About this exercise:
Provide the data again in its entirety, exactly as given.

+++++

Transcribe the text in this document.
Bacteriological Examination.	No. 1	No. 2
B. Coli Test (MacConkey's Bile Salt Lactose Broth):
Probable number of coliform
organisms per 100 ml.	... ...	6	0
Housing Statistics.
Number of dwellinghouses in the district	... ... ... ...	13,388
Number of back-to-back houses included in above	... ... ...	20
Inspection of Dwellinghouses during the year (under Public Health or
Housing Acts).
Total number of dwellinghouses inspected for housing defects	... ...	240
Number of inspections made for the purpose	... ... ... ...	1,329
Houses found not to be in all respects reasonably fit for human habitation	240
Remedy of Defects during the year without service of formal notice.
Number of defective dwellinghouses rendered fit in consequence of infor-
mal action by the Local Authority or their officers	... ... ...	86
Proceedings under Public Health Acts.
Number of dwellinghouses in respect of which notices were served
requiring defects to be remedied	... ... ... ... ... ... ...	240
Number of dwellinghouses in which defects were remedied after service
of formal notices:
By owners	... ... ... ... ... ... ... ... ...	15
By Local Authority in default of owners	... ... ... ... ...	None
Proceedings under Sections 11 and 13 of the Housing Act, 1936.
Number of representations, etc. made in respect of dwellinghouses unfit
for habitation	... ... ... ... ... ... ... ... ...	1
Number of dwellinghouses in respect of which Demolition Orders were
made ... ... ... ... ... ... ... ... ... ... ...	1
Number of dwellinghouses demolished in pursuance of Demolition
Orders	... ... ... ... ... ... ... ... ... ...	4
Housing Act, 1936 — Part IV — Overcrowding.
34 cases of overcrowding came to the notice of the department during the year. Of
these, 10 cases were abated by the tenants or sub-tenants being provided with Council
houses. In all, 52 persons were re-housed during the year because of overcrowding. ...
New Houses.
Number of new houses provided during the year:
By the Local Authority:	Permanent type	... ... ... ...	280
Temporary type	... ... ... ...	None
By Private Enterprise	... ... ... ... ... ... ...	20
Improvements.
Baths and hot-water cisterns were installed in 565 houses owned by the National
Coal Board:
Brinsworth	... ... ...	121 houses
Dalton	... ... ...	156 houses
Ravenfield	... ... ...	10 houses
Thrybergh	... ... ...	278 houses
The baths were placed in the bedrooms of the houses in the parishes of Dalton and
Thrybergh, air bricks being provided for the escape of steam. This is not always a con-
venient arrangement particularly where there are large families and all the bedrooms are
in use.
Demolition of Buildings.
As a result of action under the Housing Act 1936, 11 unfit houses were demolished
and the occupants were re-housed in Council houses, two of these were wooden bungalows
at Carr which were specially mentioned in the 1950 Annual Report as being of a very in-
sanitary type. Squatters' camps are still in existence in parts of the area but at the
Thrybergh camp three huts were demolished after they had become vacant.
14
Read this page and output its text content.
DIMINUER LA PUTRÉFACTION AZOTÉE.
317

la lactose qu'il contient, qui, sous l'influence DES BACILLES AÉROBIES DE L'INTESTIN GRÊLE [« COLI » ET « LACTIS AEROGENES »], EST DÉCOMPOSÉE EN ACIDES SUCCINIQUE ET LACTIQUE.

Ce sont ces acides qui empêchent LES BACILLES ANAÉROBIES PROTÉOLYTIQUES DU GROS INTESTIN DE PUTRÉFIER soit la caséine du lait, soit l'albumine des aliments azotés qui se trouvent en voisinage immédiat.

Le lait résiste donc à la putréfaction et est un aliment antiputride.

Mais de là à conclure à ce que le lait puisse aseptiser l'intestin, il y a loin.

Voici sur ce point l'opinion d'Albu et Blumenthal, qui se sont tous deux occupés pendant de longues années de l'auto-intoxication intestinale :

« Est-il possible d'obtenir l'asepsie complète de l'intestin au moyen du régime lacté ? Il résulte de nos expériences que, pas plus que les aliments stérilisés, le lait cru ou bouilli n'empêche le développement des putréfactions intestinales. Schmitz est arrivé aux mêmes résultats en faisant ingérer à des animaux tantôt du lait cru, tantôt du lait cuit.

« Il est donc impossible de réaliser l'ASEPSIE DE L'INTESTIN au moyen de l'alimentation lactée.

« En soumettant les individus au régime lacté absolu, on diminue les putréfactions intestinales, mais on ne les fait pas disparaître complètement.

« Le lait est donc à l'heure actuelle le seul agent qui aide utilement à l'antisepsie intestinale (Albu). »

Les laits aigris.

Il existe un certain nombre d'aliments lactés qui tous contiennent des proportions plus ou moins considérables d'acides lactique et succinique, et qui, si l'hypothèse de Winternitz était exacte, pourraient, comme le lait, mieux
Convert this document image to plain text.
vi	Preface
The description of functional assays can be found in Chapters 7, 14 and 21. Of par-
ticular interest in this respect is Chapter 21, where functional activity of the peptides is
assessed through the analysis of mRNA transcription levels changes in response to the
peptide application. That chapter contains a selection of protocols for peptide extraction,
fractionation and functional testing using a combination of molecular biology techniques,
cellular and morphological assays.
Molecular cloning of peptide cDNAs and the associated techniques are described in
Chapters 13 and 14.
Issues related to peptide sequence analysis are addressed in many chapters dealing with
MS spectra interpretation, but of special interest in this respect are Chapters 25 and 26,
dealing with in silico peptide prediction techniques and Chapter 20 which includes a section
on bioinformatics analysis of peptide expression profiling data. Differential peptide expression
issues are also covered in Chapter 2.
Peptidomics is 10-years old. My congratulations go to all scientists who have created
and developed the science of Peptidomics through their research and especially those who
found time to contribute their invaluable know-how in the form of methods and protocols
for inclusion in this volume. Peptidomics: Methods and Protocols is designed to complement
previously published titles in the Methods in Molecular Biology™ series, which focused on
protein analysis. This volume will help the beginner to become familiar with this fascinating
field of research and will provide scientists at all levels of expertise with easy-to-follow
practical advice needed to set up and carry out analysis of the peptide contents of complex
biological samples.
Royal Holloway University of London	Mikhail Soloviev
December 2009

+++++

Task output:
Transcribe the text in this document.
Bacteriological Examination.	No. 1	No. 2
B. Coli Test (MacConkey's Bile Salt Lactose Broth):
Probable number of coliform
organisms per 100 ml.	... ...	6	0
Housing Statistics.
Number of dwellinghouses in the district	... ... ... ...	13,388
Number of back-to-back houses included in above	... ... ...	20
Inspection of Dwellinghouses during the year (under Public Health or
Housing Acts).
Total number of dwellinghouses inspected for housing defects	... ...	240
Number of inspections made for the purpose	... ... ... ...	1,329
Houses found not to be in all respects reasonably fit for human habitation	240
Remedy of Defects during the year without service of formal notice.
Number of defective dwellinghouses rendered fit in consequence of infor-
mal action by the Local Authority or their officers	... ... ...	86
Proceedings under Public Health Acts.
Number of dwellinghouses in respect of which notices were served
requiring defects to be remedied	... ... ... ... ... ... ...	240
Number of dwellinghouses in which defects were remedied after service
of formal notices:
By owners	... ... ... ... ... ... ... ... ...	15
By Local Authority in default of owners	... ... ... ... ...	None
Proceedings under Sections 11 and 13 of the Housing Act, 1936.
Number of representations, etc. made in respect of dwellinghouses unfit
for habitation	... ... ... ... ... ... ... ... ...	1
Number of dwellinghouses in respect of which Demolition Orders were
made ... ... ... ... ... ... ... ... ... ... ...	1
Number of dwellinghouses demolished in pursuance of Demolition
Orders	... ... ... ... ... ... ... ... ... ...	4
Housing Act, 1936 — Part IV — Overcrowding.
34 cases of overcrowding came to the notice of the department during the year. Of
these, 10 cases were abated by the tenants or sub-tenants being provided with Council
houses. In all, 52 persons were re-housed during the year because of overcrowding. ...
New Houses.
Number of new houses provided during the year:
By the Local Authority:	Permanent type	... ... ... ...	280
Temporary type	... ... ... ...	None
By Private Enterprise	... ... ... ... ... ... ...	20
Improvements.
Baths and hot-water cisterns were installed in 565 houses owned by the National
Coal Board:
Brinsworth	... ... ...	121 houses
Dalton	... ... ...	156 houses
Ravenfield	... ... ...	10 houses
Thrybergh	... ... ...	278 houses
The baths were placed in the bedrooms of the houses in the parishes of Dalton and
Thrybergh, air bricks being provided for the escape of steam. This is not always a con-
venient arrangement particularly where there are large families and all the bedrooms are
in use.
Demolition of Buildings.
As a result of action under the Housing Act 1936, 11 unfit houses were demolished
and the occupants were re-housed in Council houses, two of these were wooden bungalows
at Carr which were specially mentioned in the 1950 Annual Report as being of a very in-
sanitary type. Squatters' camps are still in existence in parts of the area but at the
Thrybergh camp three huts were demolished after they had become vacant.
14
Read this page and output its text content.
DIMINUER LA PUTRÉFACTION AZOTÉE.
317

la lactose qu'il contient, qui, sous l'influence DES BACILLES AÉROBIES DE L'INTESTIN GRÊLE [« COLI » ET « LACTIS AEROGENES »], EST DÉCOMPOSÉE EN ACIDES SUCCINIQUE ET LACTIQUE.

Ce sont ces acides qui empêchent LES BACILLES ANAÉROBIES PROTÉOLYTIQUES DU GROS INTESTIN DE PUTRÉFIER soit la caséine du lait, soit l'albumine des aliments azotés qui se trouvent en voisinage immédiat.

Le lait résiste donc à la putréfaction et est un aliment antiputride.

Mais de là à conclure à ce que le lait puisse aseptiser l'intestin, il y a loin.

Voici sur ce point l'opinion d'Albu et Blumenthal, qui se sont tous deux occupés pendant de longues années de l'auto-intoxication intestinale :

« Est-il possible d'obtenir l'asepsie complète de l'intestin au moyen du régime lacté ? Il résulte de nos expériences que, pas plus que les aliments stérilisés, le lait cru ou bouilli n'empêche le développement des putréfactions intestinales. Schmitz est arrivé aux mêmes résultats en faisant ingérer à des animaux tantôt du lait cru, tantôt du lait cuit.

« Il est donc impossible de réaliser l'ASEPSIE DE L'INTESTIN au moyen de l'alimentation lactée.

« En soumettant les individus au régime lacté absolu, on diminue les putréfactions intestinales, mais on ne les fait pas disparaître complètement.

« Le lait est donc à l'heure actuelle le seul agent qui aide utilement à l'antisepsie intestinale (Albu). »

Les laits aigris.

Il existe un certain nombre d'aliments lactés qui tous contiennent des proportions plus ou moins considérables d'acides lactique et succinique, et qui, si l'hypothèse de Winternitz était exacte, pourraient, comme le lait, mieux
Convert this document image to plain text.
vi	Preface
The description of functional assays can be found in Chapters 7, 14 and 21. Of par-
ticular interest in this respect is Chapter 21, where functional activity of the peptides is
assessed through the analysis of mRNA transcription levels changes in response to the
peptide application. That chapter contains a selection of protocols for peptide extraction,
fractionation and functional testing using a combination of molecular biology techniques,
cellular and morphological assays.
Molecular cloning of peptide cDNAs and the associated techniques are described in
Chapters 13 and 14.
Issues related to peptide sequence analysis are addressed in many chapters dealing with
MS spectra interpretation, but of special interest in this respect are Chapters 25 and 26,
dealing with in silico peptide prediction techniques and Chapter 20 which includes a section
on bioinformatics analysis of peptide expression profiling data. Differential peptide expression
issues are also covered in Chapter 2.
Peptidomics is 10-years old. My congratulations go to all scientists who have created
and developed the science of Peptidomics through their research and especially those who
found time to contribute their invaluable know-how in the form of methods and protocols
for inclusion in this volume. Peptidomics: Methods and Protocols is designed to complement
previously published titles in the Methods in Molecular Biology™ series, which focused on
protein analysis. This volume will help the beginner to become familiar with this fascinating
field of research and will provide scientists at all levels of expertise with easy-to-follow
practical advice needed to set up and carry out analysis of the peptide contents of complex
biological samples.
Royal Holloway University of London	Mikhail Soloviev
December 2009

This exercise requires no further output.